= Task to carry out =
Look below for the line containing "What data populates". Output it and each remaining line of the entries exactly, and nothing else.

=====

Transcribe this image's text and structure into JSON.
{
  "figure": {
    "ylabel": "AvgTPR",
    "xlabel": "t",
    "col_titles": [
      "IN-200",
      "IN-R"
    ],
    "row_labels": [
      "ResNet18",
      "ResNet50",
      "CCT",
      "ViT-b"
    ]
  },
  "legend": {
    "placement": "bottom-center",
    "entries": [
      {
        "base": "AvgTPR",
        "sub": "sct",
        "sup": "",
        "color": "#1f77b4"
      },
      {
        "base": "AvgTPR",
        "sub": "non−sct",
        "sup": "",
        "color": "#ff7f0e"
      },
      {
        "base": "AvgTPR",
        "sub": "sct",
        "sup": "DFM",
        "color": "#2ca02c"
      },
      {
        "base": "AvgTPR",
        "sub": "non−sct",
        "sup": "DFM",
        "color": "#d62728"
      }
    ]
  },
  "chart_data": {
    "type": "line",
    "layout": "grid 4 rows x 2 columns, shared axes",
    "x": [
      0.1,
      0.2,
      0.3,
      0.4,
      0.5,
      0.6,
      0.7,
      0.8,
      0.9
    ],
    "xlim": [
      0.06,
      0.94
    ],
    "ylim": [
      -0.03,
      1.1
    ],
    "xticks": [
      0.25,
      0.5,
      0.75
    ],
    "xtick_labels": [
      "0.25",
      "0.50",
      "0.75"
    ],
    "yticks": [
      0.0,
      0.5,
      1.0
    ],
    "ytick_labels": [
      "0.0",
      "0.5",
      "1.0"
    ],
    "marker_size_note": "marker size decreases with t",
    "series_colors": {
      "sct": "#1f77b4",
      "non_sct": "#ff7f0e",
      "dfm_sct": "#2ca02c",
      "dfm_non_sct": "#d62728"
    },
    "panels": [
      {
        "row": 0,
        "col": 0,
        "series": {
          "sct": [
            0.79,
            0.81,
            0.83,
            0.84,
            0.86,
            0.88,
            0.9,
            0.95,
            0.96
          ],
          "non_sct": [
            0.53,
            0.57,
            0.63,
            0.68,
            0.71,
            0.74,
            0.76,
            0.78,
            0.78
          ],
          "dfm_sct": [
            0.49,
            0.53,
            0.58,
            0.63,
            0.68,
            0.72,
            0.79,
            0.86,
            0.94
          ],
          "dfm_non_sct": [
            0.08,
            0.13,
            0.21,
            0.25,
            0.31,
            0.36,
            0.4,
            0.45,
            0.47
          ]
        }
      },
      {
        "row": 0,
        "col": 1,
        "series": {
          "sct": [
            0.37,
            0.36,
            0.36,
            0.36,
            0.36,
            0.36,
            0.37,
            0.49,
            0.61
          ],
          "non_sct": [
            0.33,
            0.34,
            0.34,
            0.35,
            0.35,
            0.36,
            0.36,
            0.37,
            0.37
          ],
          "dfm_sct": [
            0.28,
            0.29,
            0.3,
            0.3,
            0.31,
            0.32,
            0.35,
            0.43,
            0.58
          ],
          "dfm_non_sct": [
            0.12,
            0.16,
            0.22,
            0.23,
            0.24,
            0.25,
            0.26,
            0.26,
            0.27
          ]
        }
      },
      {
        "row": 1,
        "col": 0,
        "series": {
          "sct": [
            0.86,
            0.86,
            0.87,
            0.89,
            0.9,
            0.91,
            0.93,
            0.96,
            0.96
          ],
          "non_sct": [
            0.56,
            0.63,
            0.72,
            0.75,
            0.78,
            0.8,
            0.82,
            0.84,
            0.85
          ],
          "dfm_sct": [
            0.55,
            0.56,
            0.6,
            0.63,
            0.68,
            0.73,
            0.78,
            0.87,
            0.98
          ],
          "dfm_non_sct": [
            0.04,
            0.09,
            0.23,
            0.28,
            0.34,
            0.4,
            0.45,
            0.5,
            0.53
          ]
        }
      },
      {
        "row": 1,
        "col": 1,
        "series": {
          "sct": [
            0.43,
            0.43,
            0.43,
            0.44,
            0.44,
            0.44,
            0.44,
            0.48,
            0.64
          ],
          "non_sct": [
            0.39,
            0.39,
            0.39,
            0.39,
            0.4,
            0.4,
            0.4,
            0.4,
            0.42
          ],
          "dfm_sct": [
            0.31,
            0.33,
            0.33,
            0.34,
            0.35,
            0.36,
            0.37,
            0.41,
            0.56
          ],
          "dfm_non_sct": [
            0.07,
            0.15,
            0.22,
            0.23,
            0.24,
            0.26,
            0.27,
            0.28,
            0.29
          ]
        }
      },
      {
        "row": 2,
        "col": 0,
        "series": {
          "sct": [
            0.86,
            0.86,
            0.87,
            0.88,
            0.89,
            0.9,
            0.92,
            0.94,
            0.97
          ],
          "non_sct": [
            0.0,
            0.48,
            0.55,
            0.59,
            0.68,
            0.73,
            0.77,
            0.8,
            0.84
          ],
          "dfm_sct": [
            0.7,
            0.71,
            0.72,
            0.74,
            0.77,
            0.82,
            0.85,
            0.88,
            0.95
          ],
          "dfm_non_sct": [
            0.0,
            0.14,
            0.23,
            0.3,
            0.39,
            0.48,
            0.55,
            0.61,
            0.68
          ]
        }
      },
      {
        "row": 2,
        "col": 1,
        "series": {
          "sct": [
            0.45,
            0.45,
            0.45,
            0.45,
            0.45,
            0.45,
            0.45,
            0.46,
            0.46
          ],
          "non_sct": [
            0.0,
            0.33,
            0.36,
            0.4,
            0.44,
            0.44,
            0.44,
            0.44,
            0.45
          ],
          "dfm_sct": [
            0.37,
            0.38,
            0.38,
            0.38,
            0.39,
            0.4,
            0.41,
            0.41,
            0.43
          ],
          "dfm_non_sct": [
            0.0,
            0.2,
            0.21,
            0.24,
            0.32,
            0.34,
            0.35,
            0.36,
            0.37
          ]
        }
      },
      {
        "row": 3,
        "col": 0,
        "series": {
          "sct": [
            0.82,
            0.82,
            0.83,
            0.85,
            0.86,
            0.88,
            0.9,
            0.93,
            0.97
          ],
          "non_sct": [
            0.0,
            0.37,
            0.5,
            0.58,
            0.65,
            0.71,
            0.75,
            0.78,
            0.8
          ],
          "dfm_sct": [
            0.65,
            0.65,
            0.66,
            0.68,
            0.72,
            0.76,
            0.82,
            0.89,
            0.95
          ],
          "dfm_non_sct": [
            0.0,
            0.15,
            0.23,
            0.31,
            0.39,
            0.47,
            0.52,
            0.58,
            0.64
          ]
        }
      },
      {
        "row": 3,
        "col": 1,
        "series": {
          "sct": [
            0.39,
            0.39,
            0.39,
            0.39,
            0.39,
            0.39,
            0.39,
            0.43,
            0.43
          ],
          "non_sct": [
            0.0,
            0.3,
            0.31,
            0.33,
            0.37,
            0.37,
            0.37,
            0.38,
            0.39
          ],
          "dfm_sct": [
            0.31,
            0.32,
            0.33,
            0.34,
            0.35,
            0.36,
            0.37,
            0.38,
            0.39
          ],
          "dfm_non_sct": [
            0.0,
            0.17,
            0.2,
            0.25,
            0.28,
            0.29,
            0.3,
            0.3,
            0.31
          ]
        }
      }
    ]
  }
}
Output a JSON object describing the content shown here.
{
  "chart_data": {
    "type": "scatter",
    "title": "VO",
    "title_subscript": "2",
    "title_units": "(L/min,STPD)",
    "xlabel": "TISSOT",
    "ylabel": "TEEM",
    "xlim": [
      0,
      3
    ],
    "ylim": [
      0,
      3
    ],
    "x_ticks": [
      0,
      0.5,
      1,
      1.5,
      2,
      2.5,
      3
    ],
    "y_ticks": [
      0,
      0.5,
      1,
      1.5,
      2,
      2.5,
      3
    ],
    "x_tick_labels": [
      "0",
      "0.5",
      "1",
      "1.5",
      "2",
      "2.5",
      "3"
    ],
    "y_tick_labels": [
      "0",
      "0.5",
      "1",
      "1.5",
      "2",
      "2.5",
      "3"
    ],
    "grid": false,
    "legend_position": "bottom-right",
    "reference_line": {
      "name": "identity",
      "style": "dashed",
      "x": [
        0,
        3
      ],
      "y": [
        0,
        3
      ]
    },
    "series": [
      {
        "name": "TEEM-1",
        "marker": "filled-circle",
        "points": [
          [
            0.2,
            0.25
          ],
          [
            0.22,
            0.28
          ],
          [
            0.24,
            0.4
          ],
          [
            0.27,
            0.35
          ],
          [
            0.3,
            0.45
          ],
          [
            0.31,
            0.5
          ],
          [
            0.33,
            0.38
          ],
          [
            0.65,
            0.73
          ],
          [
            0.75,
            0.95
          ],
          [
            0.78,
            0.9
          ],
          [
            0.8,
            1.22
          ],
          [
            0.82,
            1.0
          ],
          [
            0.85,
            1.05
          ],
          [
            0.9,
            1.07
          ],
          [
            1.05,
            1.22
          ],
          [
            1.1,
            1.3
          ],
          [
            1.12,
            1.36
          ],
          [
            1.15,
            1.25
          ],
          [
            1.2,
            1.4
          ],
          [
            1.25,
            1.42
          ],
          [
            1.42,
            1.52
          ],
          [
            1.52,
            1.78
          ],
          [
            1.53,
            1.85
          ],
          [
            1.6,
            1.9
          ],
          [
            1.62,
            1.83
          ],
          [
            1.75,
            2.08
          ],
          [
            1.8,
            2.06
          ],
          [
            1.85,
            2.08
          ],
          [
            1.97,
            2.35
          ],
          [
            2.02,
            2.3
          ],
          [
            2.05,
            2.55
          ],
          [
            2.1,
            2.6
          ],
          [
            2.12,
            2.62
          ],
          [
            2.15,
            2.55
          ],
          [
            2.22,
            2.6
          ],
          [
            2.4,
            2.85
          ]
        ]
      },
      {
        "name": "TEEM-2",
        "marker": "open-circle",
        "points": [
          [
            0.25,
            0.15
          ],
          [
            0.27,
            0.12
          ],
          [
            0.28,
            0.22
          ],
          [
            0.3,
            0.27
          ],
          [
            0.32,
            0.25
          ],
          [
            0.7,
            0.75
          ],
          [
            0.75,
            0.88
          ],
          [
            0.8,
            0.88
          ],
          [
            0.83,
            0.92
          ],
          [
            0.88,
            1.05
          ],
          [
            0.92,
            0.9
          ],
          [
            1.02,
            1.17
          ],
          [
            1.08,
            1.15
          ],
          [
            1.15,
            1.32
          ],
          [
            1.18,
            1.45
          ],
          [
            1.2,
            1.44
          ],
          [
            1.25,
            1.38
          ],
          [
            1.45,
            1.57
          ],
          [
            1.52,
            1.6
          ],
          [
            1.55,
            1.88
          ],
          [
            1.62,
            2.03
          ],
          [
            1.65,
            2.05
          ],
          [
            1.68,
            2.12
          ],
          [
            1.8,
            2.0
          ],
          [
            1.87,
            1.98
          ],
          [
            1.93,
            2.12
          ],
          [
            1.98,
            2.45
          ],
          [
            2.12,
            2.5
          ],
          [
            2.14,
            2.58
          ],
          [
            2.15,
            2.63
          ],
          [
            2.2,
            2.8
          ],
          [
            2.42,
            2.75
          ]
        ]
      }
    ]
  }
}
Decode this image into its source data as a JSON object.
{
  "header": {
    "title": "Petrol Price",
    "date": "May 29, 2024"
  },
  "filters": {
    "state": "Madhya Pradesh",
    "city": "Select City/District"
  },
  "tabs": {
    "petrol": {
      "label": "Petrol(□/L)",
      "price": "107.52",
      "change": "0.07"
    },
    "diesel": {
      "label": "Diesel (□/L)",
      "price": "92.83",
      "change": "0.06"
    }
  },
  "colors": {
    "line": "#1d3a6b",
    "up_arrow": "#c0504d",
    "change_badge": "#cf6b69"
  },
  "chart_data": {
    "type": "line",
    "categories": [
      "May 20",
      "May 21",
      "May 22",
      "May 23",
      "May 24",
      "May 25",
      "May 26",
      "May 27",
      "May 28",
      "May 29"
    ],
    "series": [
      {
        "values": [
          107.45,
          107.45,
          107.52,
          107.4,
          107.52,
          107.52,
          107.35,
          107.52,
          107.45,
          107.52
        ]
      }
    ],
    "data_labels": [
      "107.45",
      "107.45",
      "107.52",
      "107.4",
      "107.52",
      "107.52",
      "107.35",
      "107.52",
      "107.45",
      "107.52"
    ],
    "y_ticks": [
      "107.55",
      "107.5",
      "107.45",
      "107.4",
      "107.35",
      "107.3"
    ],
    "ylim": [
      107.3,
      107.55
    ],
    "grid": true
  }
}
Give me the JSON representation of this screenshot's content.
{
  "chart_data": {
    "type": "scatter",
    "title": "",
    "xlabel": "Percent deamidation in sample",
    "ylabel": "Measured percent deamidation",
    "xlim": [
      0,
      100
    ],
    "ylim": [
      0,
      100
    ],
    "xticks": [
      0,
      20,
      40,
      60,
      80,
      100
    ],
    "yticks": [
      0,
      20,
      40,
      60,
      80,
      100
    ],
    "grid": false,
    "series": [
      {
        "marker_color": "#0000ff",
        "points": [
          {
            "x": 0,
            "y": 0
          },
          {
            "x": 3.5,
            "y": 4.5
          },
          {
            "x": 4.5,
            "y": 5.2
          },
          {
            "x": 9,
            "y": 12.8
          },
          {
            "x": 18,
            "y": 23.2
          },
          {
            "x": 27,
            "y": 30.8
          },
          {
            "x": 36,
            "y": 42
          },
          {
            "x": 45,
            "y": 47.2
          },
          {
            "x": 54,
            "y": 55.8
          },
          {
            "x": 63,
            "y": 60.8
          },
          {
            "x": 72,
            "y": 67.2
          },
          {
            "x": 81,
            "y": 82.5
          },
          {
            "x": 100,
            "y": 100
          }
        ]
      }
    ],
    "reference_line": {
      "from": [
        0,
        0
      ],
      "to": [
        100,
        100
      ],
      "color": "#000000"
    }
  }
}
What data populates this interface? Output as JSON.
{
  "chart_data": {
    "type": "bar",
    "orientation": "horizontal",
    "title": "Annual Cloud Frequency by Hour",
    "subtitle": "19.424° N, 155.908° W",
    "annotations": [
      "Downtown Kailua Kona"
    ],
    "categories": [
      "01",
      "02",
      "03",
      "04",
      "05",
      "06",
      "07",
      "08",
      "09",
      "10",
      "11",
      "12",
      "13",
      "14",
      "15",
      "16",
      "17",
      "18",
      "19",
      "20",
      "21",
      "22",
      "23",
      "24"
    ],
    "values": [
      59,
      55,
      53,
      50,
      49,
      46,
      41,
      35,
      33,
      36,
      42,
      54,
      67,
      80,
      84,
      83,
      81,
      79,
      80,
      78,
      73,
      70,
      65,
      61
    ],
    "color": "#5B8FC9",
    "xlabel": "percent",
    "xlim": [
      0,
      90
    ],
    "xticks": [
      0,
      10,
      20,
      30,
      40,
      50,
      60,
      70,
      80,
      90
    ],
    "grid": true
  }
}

=====

= The result =
What data populates this interface? Output as JSON.
{
  "chart_data": {
    "type": "bar",
    "orientation": "horizontal",
    "title": "Annual Cloud Frequency by Hour",
    "subtitle": "19.424° N, 155.908° W",
    "annotations": [
      "Downtown Kailua Kona"
    ],
    "categories": [
      "01",
      "02",
      "03",
      "04",
      "05",
      "06",
      "07",
      "08",
      "09",
      "10",
      "11",
      "12",
      "13",
      "14",
      "15",
      "16",
      "17",
      "18",
      "19",
      "20",
      "21",
      "22",
      "23",
      "24"
    ],
    "values": [
      59,
      55,
      53,
      50,
      49,
      46,
      41,
      35,
      33,
      36,
      42,
      54,
      67,
      80,
      84,
      83,
      81,
      79,
      80,
      78,
      73,
      70,
      65,
      61
    ],
    "color": "#5B8FC9",
    "xlabel": "percent",
    "xlim": [
      0,
      90
    ],
    "xticks": [
      0,
      10,
      20,
      30,
      40,
      50,
      60,
      70,
      80,
      90
    ],
    "grid": true
  }
}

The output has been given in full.